| EXERCISE |
Each line that holds the word "Summary" counts once; give the total for the records below and nothing else.

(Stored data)
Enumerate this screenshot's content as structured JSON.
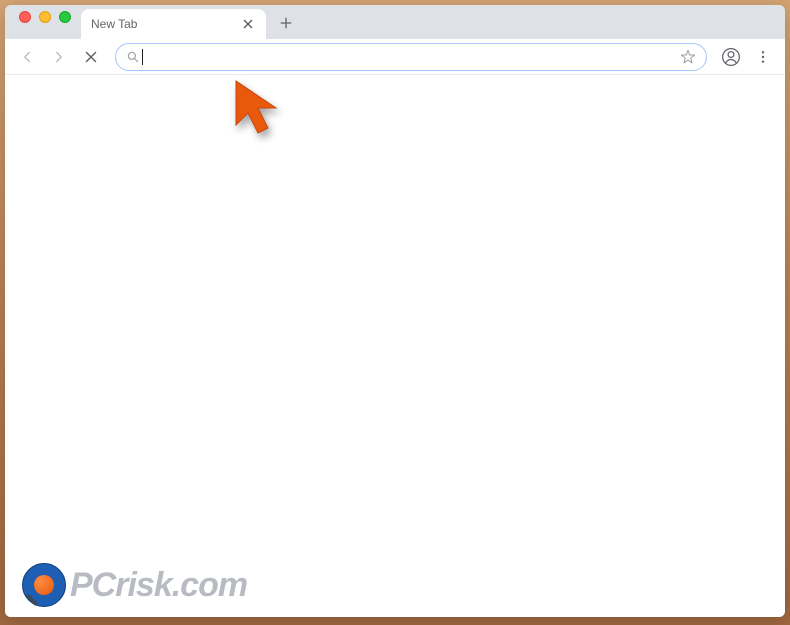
{
  "browser": {
    "tab": {
      "title": "New Tab"
    },
    "omnibox": {
      "value": "",
      "placeholder": ""
    }
  },
  "watermark": {
    "text_pc": "PC",
    "text_rest": "risk.com"
  },
  "icons": {
    "close": "close-icon",
    "new_tab": "plus-icon",
    "back": "back-arrow-icon",
    "forward": "forward-arrow-icon",
    "stop": "stop-icon",
    "search": "search-icon",
    "star": "star-icon",
    "profile": "profile-icon",
    "menu": "kebab-menu-icon"
  }
}
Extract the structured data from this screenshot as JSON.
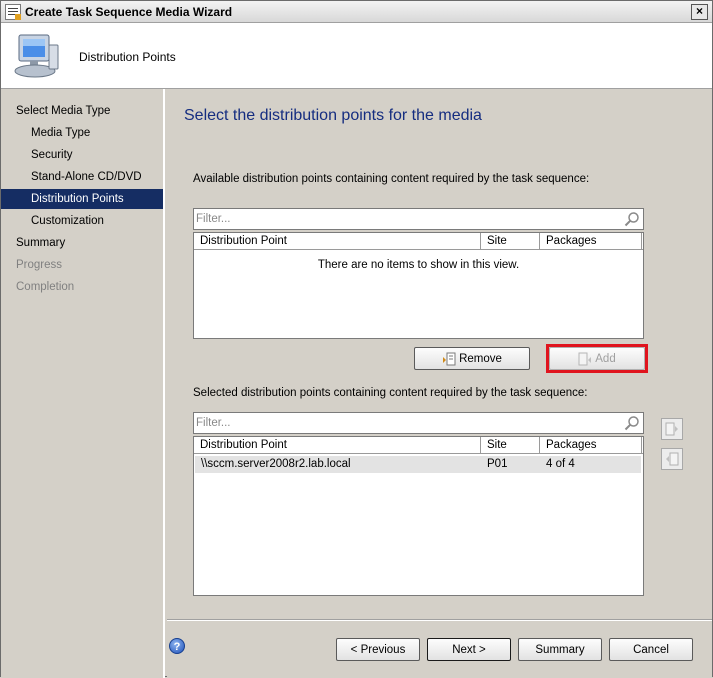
{
  "window": {
    "title": "Create Task Sequence Media Wizard",
    "close_label": "×"
  },
  "header": {
    "title": "Distribution Points",
    "icon": "computer-icon"
  },
  "nav": {
    "items": [
      {
        "label": "Select Media Type",
        "state": "normal"
      },
      {
        "label": "Media Type",
        "state": "normal"
      },
      {
        "label": "Security",
        "state": "normal"
      },
      {
        "label": "Stand-Alone CD/DVD",
        "state": "normal"
      },
      {
        "label": "Distribution Points",
        "state": "selected"
      },
      {
        "label": "Customization",
        "state": "normal"
      },
      {
        "label": "Summary",
        "state": "normal"
      },
      {
        "label": "Progress",
        "state": "disabled"
      },
      {
        "label": "Completion",
        "state": "disabled"
      }
    ]
  },
  "main": {
    "title": "Select the distribution points for the media",
    "available": {
      "label": "Available distribution points containing content required by the task sequence:",
      "filter_placeholder": "Filter...",
      "columns": [
        "Distribution Point",
        "Site",
        "Packages"
      ],
      "empty_message": "There are no items to show in this view."
    },
    "remove_label": "Remove",
    "add_label": "Add",
    "selected": {
      "label": "Selected distribution points containing content required by the task sequence:",
      "filter_placeholder": "Filter...",
      "columns": [
        "Distribution Point",
        "Site",
        "Packages"
      ],
      "rows": [
        {
          "point": "\\\\sccm.server2008r2.lab.local",
          "site": "P01",
          "packages": "4 of 4"
        }
      ]
    }
  },
  "footer": {
    "help_label": "?",
    "previous_label": "< Previous",
    "next_label": "Next >",
    "summary_label": "Summary",
    "cancel_label": "Cancel"
  },
  "colors": {
    "nav_selected": "#152d63",
    "title_blue": "#152d80",
    "highlight_red": "#e0141e"
  }
}
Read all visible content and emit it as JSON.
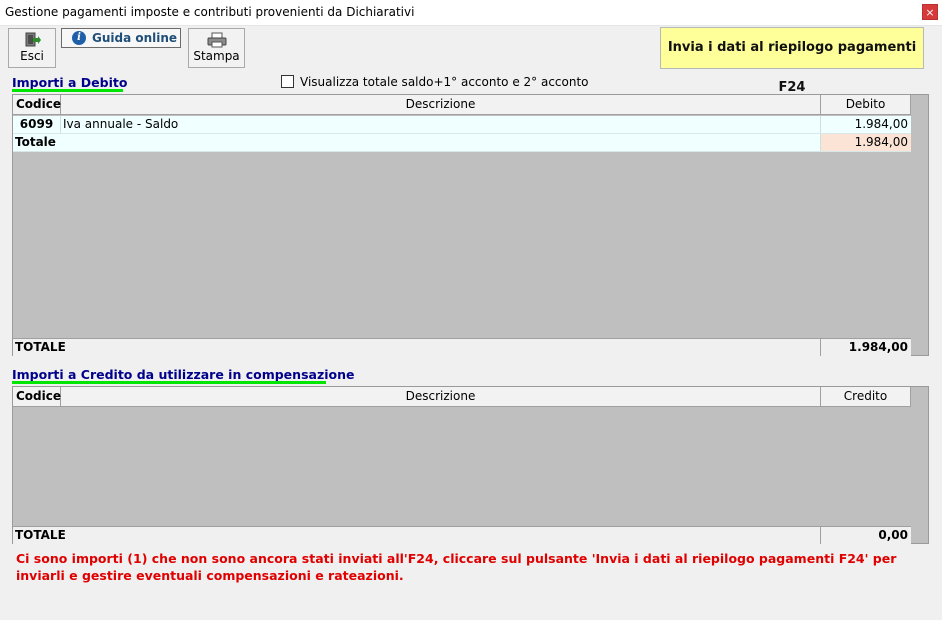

| PROBLEM SOLUTION |
2